Raw data |
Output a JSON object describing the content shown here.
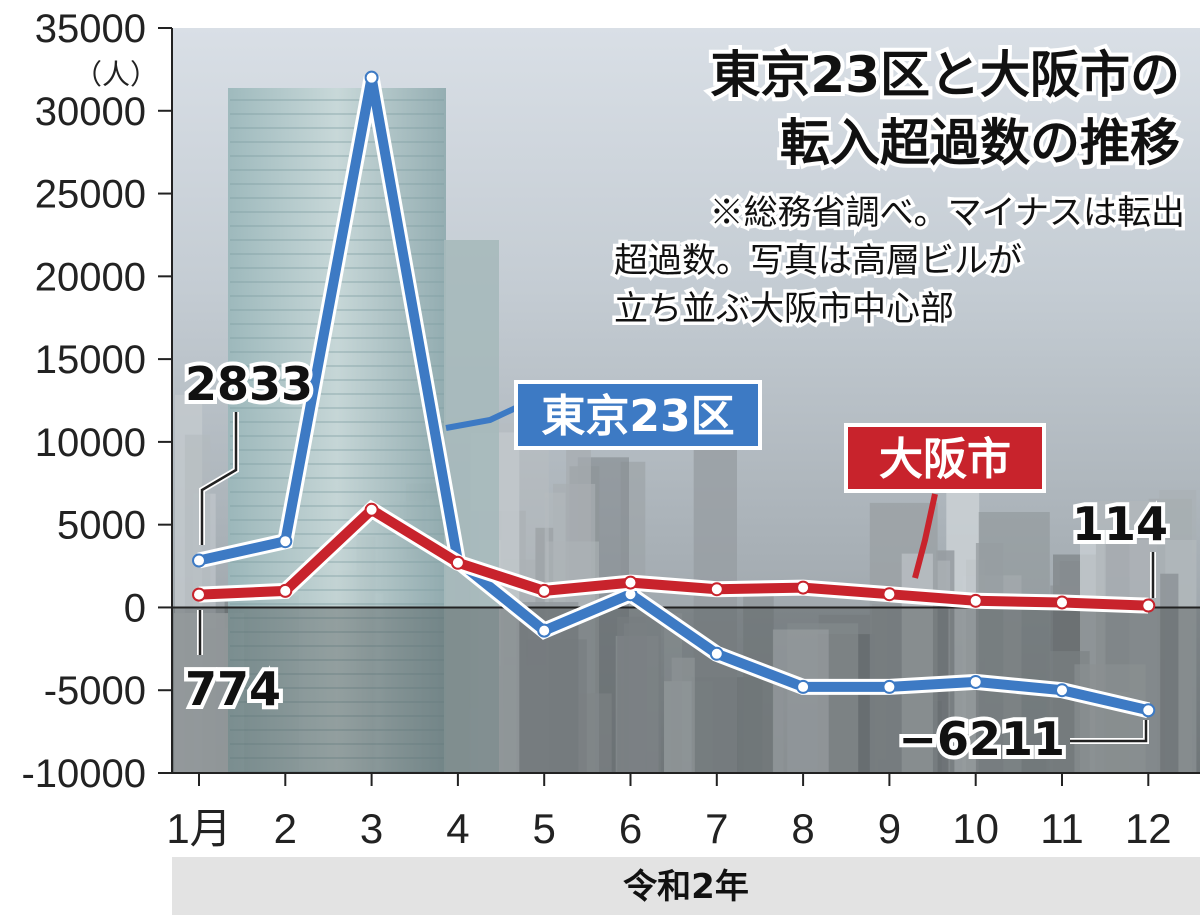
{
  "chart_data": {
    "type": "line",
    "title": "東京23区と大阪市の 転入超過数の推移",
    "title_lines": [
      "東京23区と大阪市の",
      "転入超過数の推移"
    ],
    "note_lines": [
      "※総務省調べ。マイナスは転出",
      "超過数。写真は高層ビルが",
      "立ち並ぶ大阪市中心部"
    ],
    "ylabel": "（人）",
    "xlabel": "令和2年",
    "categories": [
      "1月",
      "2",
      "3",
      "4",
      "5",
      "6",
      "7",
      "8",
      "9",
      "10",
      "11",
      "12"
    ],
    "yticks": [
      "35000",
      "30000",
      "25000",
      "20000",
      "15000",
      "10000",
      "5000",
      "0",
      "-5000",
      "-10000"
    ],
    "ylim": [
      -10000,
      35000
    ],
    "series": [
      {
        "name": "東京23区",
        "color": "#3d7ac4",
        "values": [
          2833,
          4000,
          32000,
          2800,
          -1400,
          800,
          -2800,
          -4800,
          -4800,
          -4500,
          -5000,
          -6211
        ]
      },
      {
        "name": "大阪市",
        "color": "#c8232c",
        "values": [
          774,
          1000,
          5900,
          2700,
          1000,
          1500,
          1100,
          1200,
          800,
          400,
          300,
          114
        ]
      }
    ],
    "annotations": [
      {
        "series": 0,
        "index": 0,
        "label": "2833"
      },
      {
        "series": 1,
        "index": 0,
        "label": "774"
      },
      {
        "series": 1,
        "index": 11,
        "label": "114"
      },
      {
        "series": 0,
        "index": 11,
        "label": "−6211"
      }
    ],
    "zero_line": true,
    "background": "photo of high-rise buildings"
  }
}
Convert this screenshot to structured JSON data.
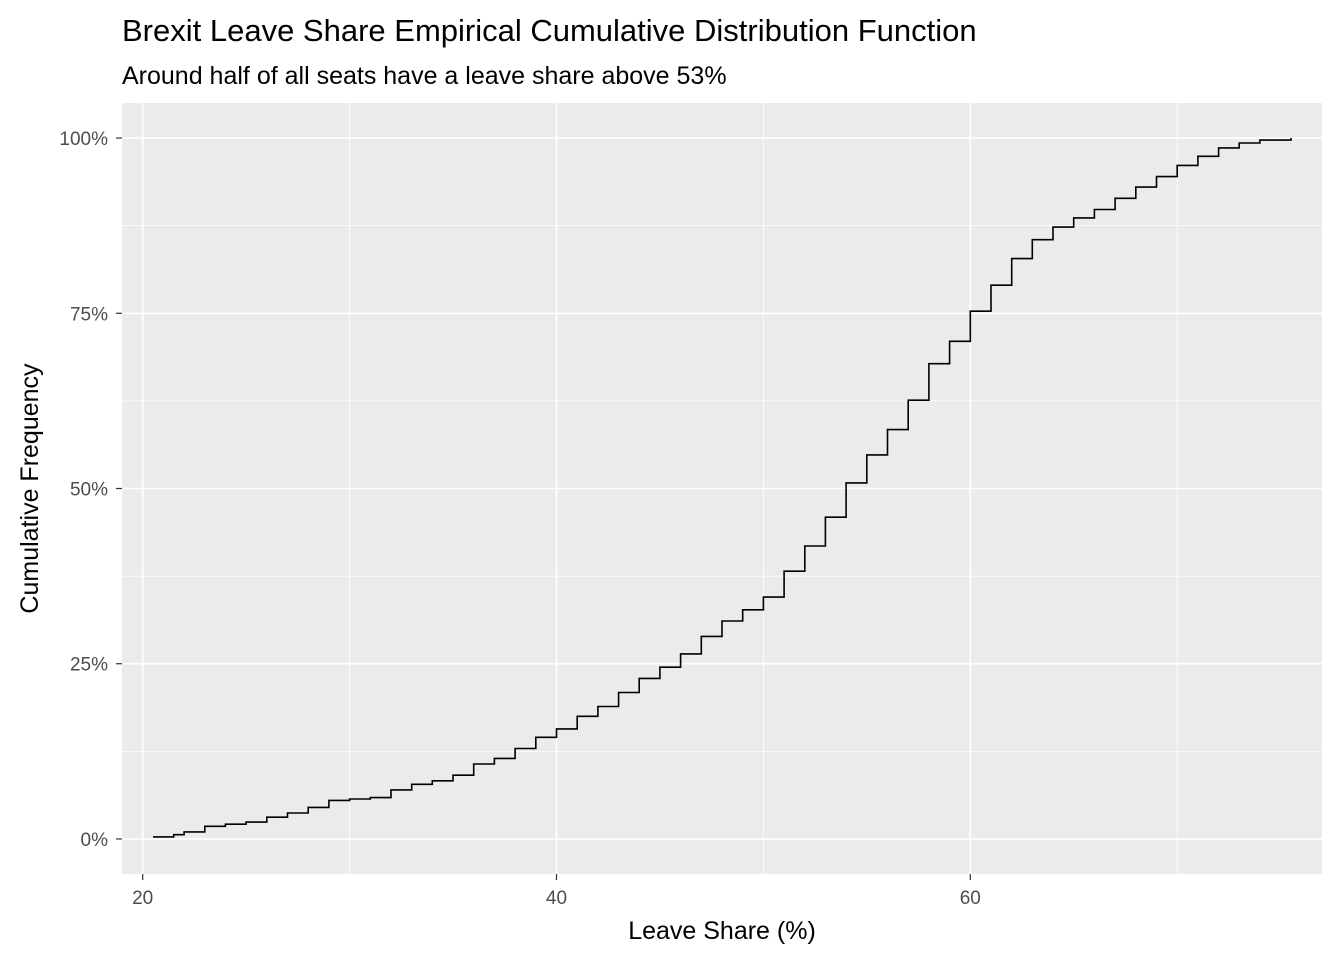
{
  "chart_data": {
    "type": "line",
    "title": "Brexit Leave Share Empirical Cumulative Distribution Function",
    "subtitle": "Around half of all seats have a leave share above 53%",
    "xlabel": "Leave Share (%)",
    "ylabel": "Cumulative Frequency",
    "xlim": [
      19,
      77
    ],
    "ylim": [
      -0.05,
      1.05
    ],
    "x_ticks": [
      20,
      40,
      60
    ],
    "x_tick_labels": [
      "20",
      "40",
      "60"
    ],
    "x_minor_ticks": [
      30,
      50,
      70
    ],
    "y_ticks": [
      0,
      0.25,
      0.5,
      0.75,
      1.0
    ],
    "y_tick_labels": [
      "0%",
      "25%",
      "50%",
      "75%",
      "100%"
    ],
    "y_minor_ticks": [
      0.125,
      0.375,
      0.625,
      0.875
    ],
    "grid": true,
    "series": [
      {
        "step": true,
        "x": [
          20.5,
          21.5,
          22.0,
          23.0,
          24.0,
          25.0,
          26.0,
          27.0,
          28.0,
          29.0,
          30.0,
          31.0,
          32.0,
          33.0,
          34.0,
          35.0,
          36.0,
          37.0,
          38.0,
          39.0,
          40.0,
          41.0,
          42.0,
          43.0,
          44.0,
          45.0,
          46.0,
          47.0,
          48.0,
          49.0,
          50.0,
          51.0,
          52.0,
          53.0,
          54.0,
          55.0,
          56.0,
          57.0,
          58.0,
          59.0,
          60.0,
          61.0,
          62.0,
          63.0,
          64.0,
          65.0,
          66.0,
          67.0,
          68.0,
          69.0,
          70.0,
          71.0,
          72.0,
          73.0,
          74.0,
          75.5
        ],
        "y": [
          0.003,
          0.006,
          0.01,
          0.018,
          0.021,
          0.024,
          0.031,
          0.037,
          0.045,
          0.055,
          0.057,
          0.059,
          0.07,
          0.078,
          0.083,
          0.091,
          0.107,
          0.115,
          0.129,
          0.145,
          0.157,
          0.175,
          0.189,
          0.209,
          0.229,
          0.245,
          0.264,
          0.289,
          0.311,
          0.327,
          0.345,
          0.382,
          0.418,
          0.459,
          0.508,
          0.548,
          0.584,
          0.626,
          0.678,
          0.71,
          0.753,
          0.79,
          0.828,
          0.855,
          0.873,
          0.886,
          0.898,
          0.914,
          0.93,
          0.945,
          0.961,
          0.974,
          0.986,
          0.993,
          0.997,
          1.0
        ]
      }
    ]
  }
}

What you are asked to do | Copy out all of the material exactly as written, without its pictures.

The response |
Output a JSON object describing the content shown here.
{
  "chart_data": {
    "type": "line",
    "title": "東京23区と大阪市の 転入超過数の推移",
    "title_lines": [
      "東京23区と大阪市の",
      "転入超過数の推移"
    ],
    "note_lines": [
      "※総務省調べ。マイナスは転出",
      "超過数。写真は高層ビルが",
      "立ち並ぶ大阪市中心部"
    ],
    "ylabel": "（人）",
    "xlabel": "令和2年",
    "categories": [
      "1月",
      "2",
      "3",
      "4",
      "5",
      "6",
      "7",
      "8",
      "9",
      "10",
      "11",
      "12"
    ],
    "yticks": [
      "35000",
      "30000",
      "25000",
      "20000",
      "15000",
      "10000",
      "5000",
      "0",
      "-5000",
      "-10000"
    ],
    "ylim": [
      -10000,
      35000
    ],
    "series": [
      {
        "name": "東京23区",
        "color": "#3d7ac4",
        "values": [
          2833,
          4000,
          32000,
          2800,
          -1400,
          800,
          -2800,
          -4800,
          -4800,
          -4500,
          -5000,
          -6211
        ]
      },
      {
        "name": "大阪市",
        "color": "#c8232c",
        "values": [
          774,
          1000,
          5900,
          2700,
          1000,
          1500,
          1100,
          1200,
          800,
          400,
          300,
          114
        ]
      }
    ],
    "annotations": [
      {
        "series": 0,
        "index": 0,
        "label": "2833"
      },
      {
        "series": 1,
        "index": 0,
        "label": "774"
      },
      {
        "series": 1,
        "index": 11,
        "label": "114"
      },
      {
        "series": 0,
        "index": 11,
        "label": "−6211"
      }
    ],
    "zero_line": true,
    "background": "photo of high-rise buildings"
  }
}
Convert this screenshot to structured JSON data.
{
  "chart_data": {
    "type": "line",
    "title": "Brexit Leave Share Empirical Cumulative Distribution Function",
    "subtitle": "Around half of all seats have a leave share above 53%",
    "xlabel": "Leave Share (%)",
    "ylabel": "Cumulative Frequency",
    "xlim": [
      19,
      77
    ],
    "ylim": [
      -0.05,
      1.05
    ],
    "x_ticks": [
      20,
      40,
      60
    ],
    "x_tick_labels": [
      "20",
      "40",
      "60"
    ],
    "x_minor_ticks": [
      30,
      50,
      70
    ],
    "y_ticks": [
      0,
      0.25,
      0.5,
      0.75,
      1.0
    ],
    "y_tick_labels": [
      "0%",
      "25%",
      "50%",
      "75%",
      "100%"
    ],
    "y_minor_ticks": [
      0.125,
      0.375,
      0.625,
      0.875
    ],
    "grid": true,
    "series": [
      {
        "step": true,
        "x": [
          20.5,
          21.5,
          22.0,
          23.0,
          24.0,
          25.0,
          26.0,
          27.0,
          28.0,
          29.0,
          30.0,
          31.0,
          32.0,
          33.0,
          34.0,
          35.0,
          36.0,
          37.0,
          38.0,
          39.0,
          40.0,
          41.0,
          42.0,
          43.0,
          44.0,
          45.0,
          46.0,
          47.0,
          48.0,
          49.0,
          50.0,
          51.0,
          52.0,
          53.0,
          54.0,
          55.0,
          56.0,
          57.0,
          58.0,
          59.0,
          60.0,
          61.0,
          62.0,
          63.0,
          64.0,
          65.0,
          66.0,
          67.0,
          68.0,
          69.0,
          70.0,
          71.0,
          72.0,
          73.0,
          74.0,
          75.5
        ],
        "y": [
          0.003,
          0.006,
          0.01,
          0.018,
          0.021,
          0.024,
          0.031,
          0.037,
          0.045,
          0.055,
          0.057,
          0.059,
          0.07,
          0.078,
          0.083,
          0.091,
          0.107,
          0.115,
          0.129,
          0.145,
          0.157,
          0.175,
          0.189,
          0.209,
          0.229,
          0.245,
          0.264,
          0.289,
          0.311,
          0.327,
          0.345,
          0.382,
          0.418,
          0.459,
          0.508,
          0.548,
          0.584,
          0.626,
          0.678,
          0.71,
          0.753,
          0.79,
          0.828,
          0.855,
          0.873,
          0.886,
          0.898,
          0.914,
          0.93,
          0.945,
          0.961,
          0.974,
          0.986,
          0.993,
          0.997,
          1.0
        ]
      }
    ]
  }
}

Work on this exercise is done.